-- START OF Exercise input --

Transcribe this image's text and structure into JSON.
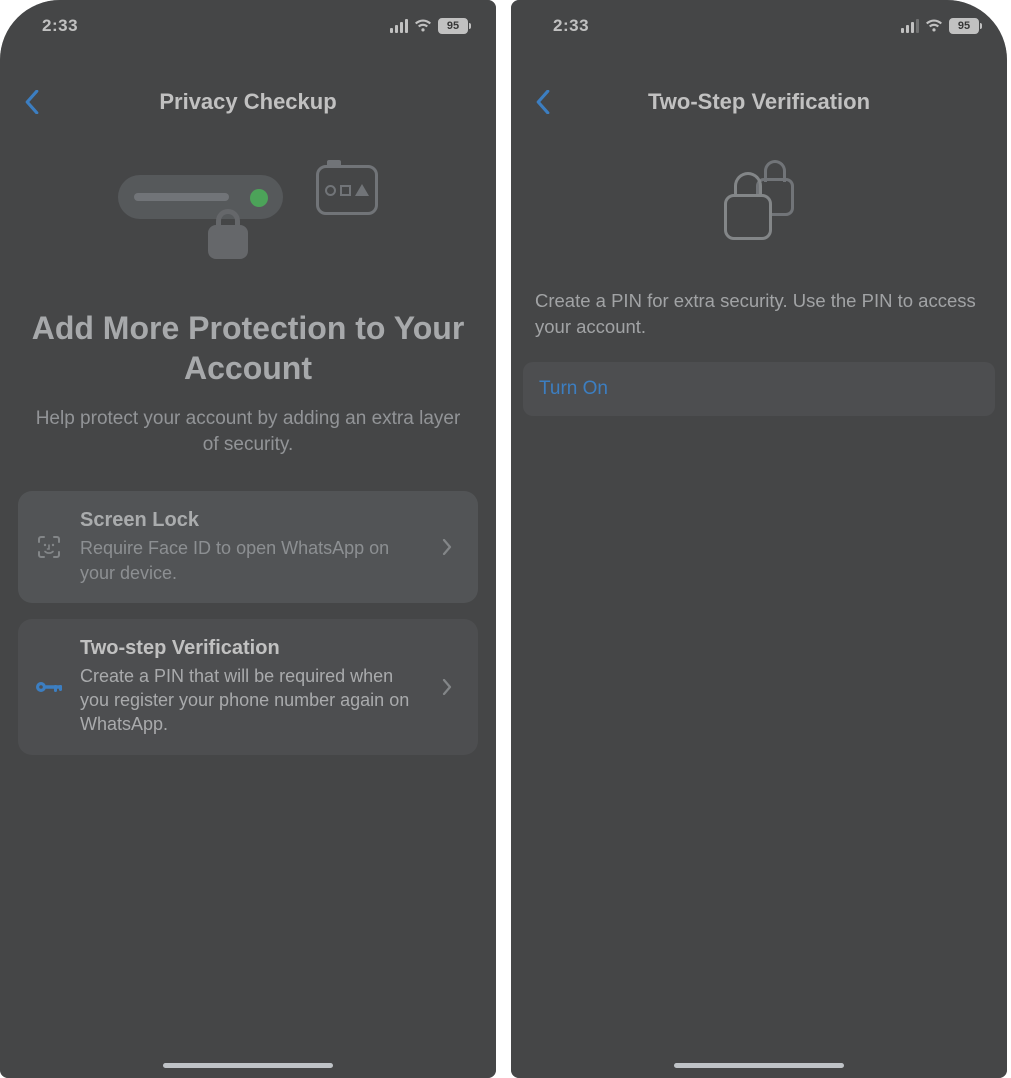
{
  "left": {
    "status": {
      "time": "2:33",
      "battery": "95"
    },
    "nav": {
      "title": "Privacy Checkup"
    },
    "headline": "Add More Protection to Your Account",
    "sub": "Help protect your account by adding an extra layer of security.",
    "cards": [
      {
        "title": "Screen Lock",
        "desc": "Require Face ID to open WhatsApp on your device."
      },
      {
        "title": "Two-step Verification",
        "desc": "Create a PIN that will be required when you register your phone number again on WhatsApp."
      }
    ]
  },
  "right": {
    "status": {
      "time": "2:33",
      "battery": "95"
    },
    "nav": {
      "title": "Two-Step Verification"
    },
    "desc": "Create a PIN for extra security. Use the PIN to access your account.",
    "action": "Turn On"
  }
}
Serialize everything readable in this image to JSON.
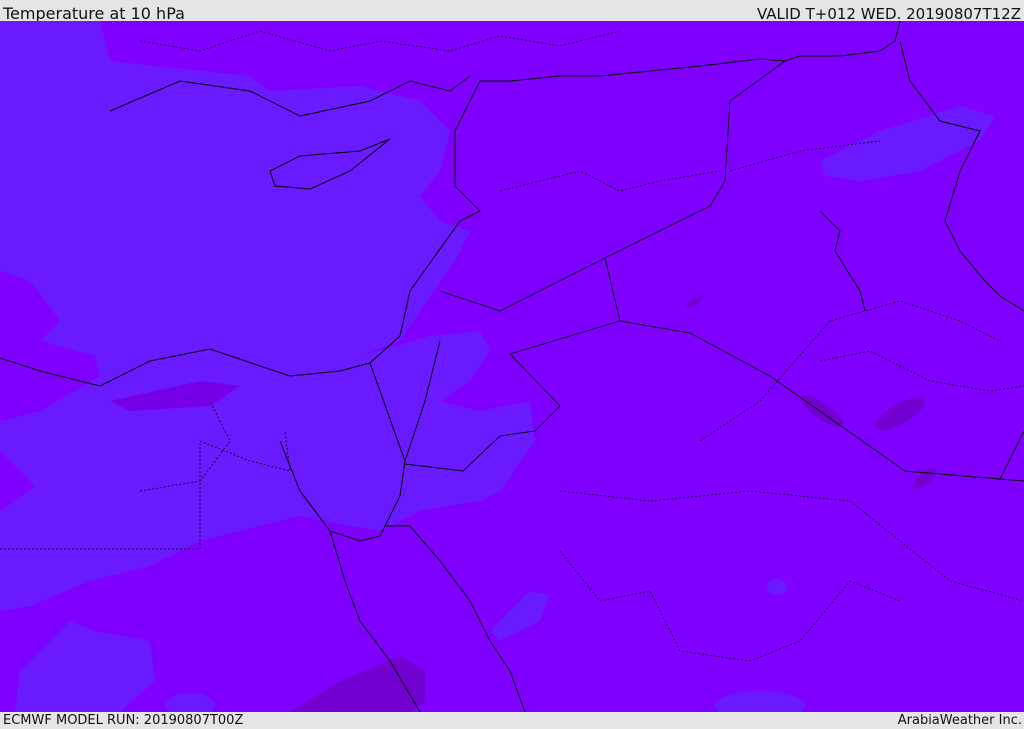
{
  "header": {
    "title": "Temperature at 10 hPa",
    "valid": "VALID T+012 WED. 20190807T12Z"
  },
  "footer": {
    "model_run": "ECMWF MODEL RUN: 20190807T00Z",
    "brand": "ArabiaWeather Inc."
  },
  "colors": {
    "base_fill": "#7f00ff",
    "cool_fill": "#6a1aff",
    "warm_fill": "#7200d0",
    "borders": "#000000"
  }
}
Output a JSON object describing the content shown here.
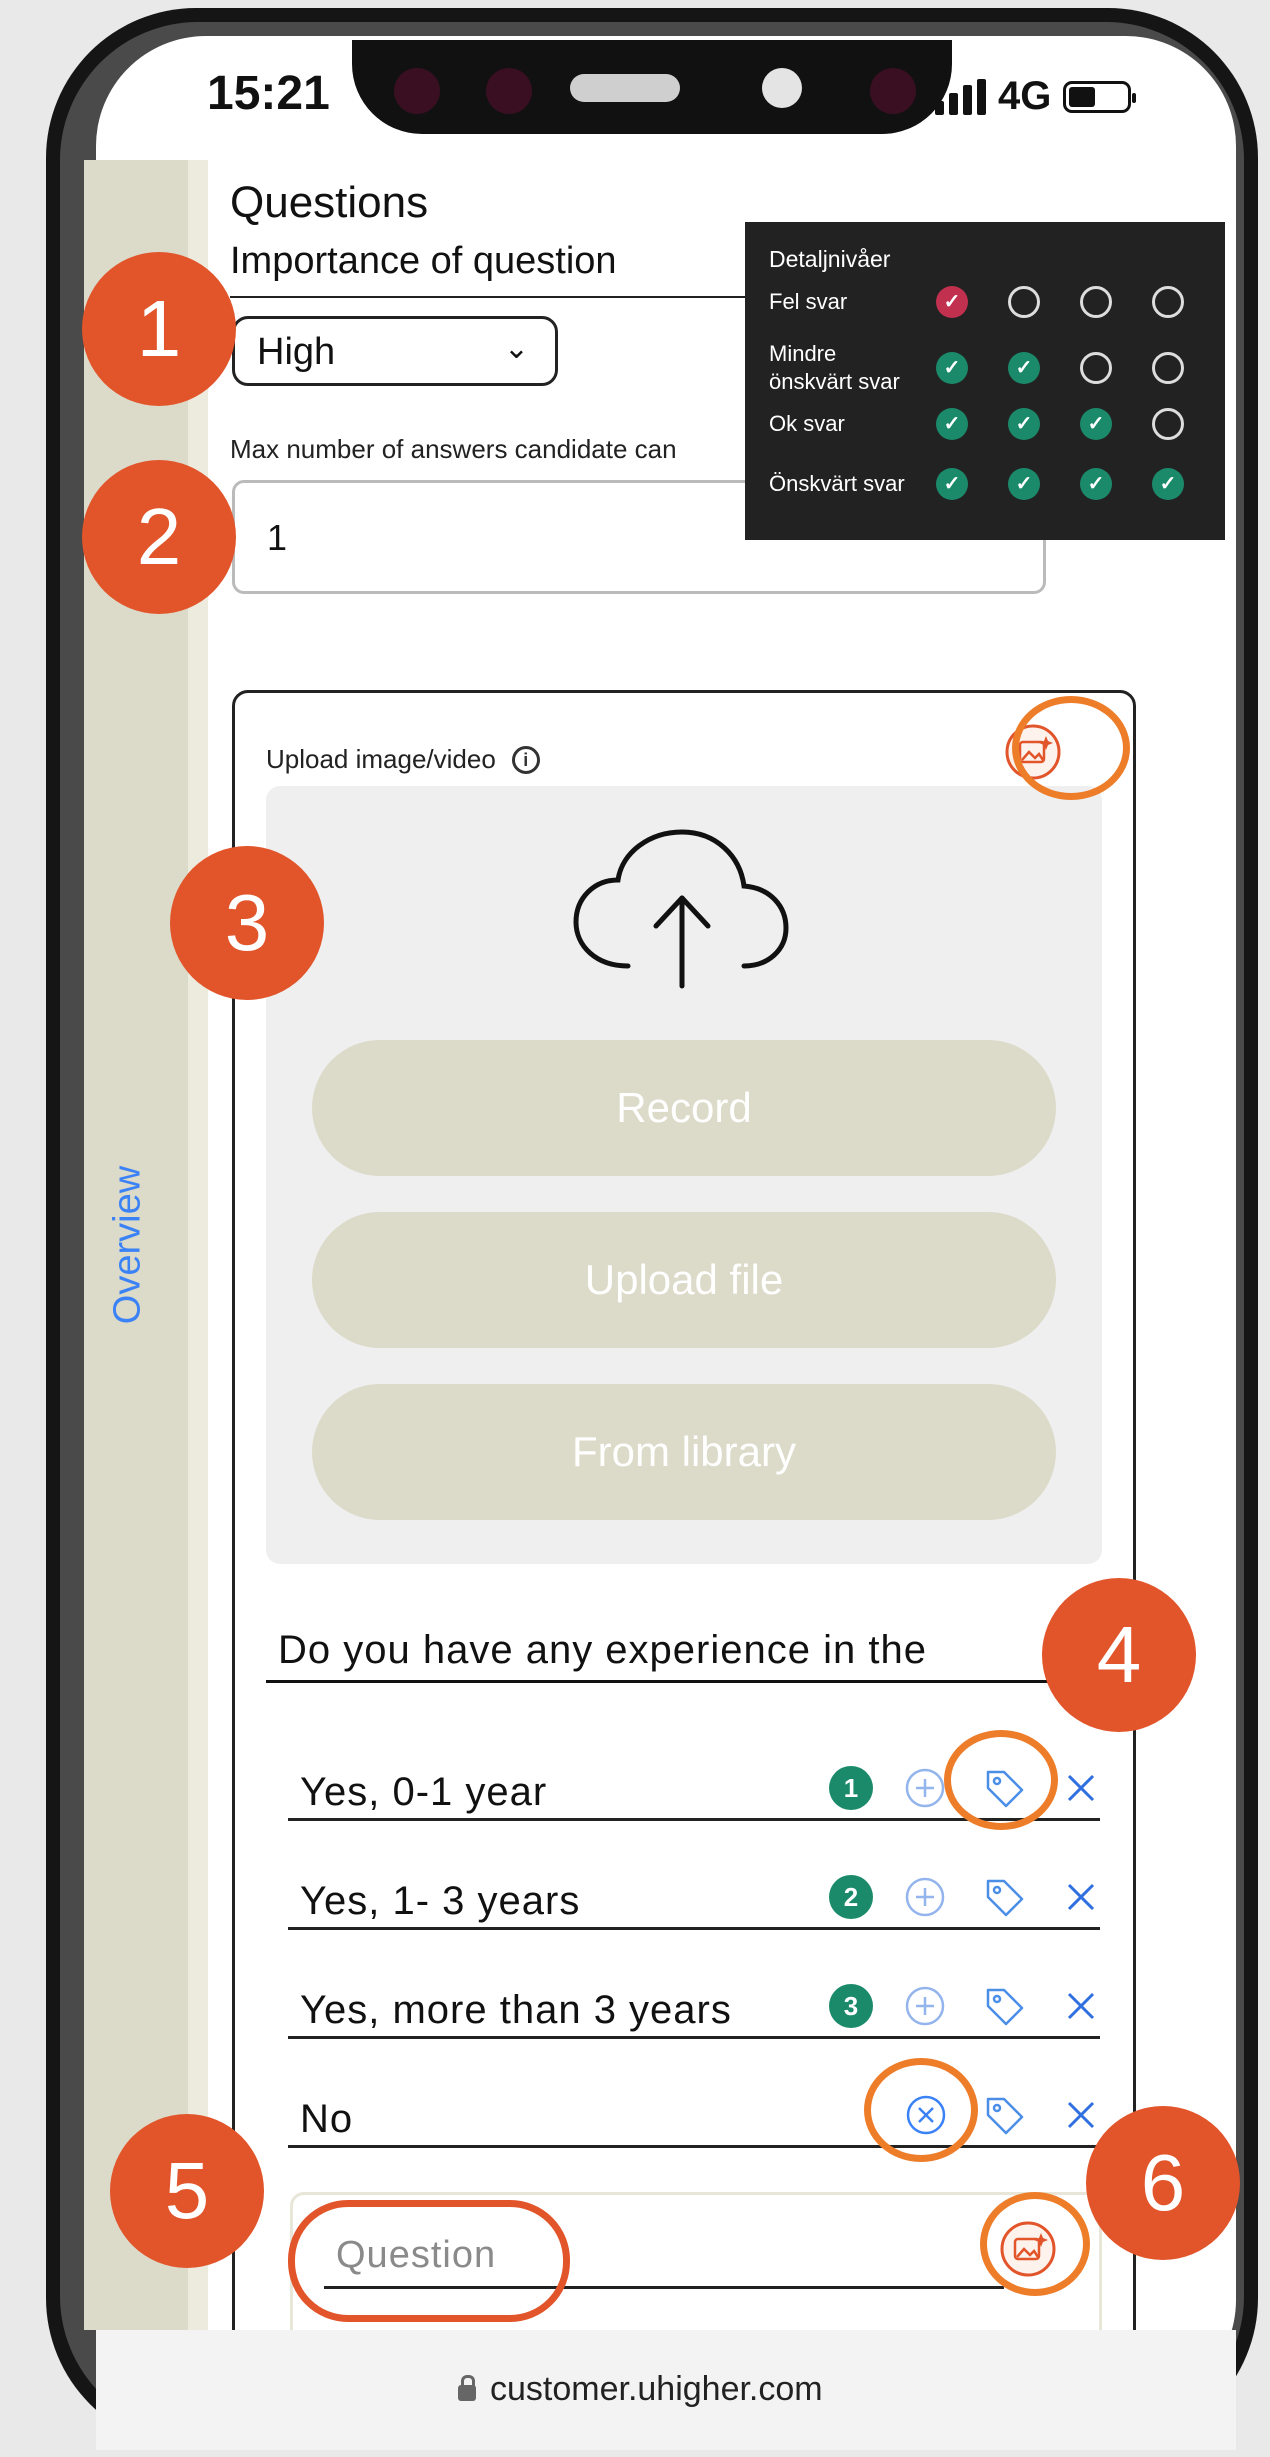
{
  "status_bar": {
    "time": "15:21",
    "network": "4G"
  },
  "sidebar": {
    "overview_label": "Overview"
  },
  "form": {
    "section_title": "Questions",
    "importance_label": "Importance of question",
    "importance_value": "High",
    "max_answers_label": "Max number of answers candidate can",
    "max_answers_value": "1"
  },
  "legend": {
    "title": "Detaljnivåer",
    "rows": [
      {
        "label": "Fel svar",
        "filled": 1,
        "color": "#c2304f"
      },
      {
        "label": "Mindre\nönskvärt svar",
        "filled": 2,
        "color": "#1a8a6a"
      },
      {
        "label": "Ok svar",
        "filled": 3,
        "color": "#1a8a6a"
      },
      {
        "label": "Önskvärt svar",
        "filled": 4,
        "color": "#1a8a6a"
      }
    ]
  },
  "upload": {
    "label": "Upload image/video",
    "record": "Record",
    "upload_file": "Upload file",
    "from_library": "From library"
  },
  "question": {
    "text": "Do you have any experience in the",
    "answers": [
      {
        "text": "Yes, 0-1 year",
        "level": "1"
      },
      {
        "text": "Yes, 1- 3 years",
        "level": "2"
      },
      {
        "text": "Yes, more than 3 years",
        "level": "3"
      },
      {
        "text": "No",
        "level": ""
      }
    ],
    "new_question_placeholder": "Question"
  },
  "url": "customer.uhigher.com",
  "steps": [
    "1",
    "2",
    "3",
    "4",
    "5",
    "6"
  ],
  "colors": {
    "step": "#e2542a",
    "highlight_ring": "#ee7d2a",
    "accent_blue": "#3b82f6",
    "tag_fill": "#dcdac8",
    "badge_green": "#1a8a6a"
  }
}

-- END OF Exercise input --

# Stated goal
Filter the entries above down to the lines containing the word "JSON".

# Complete answer
Transcribe this image's text and structure into JSON.
Serialize everything readable in this image to JSON.
Output a JSON object describing the content shown here.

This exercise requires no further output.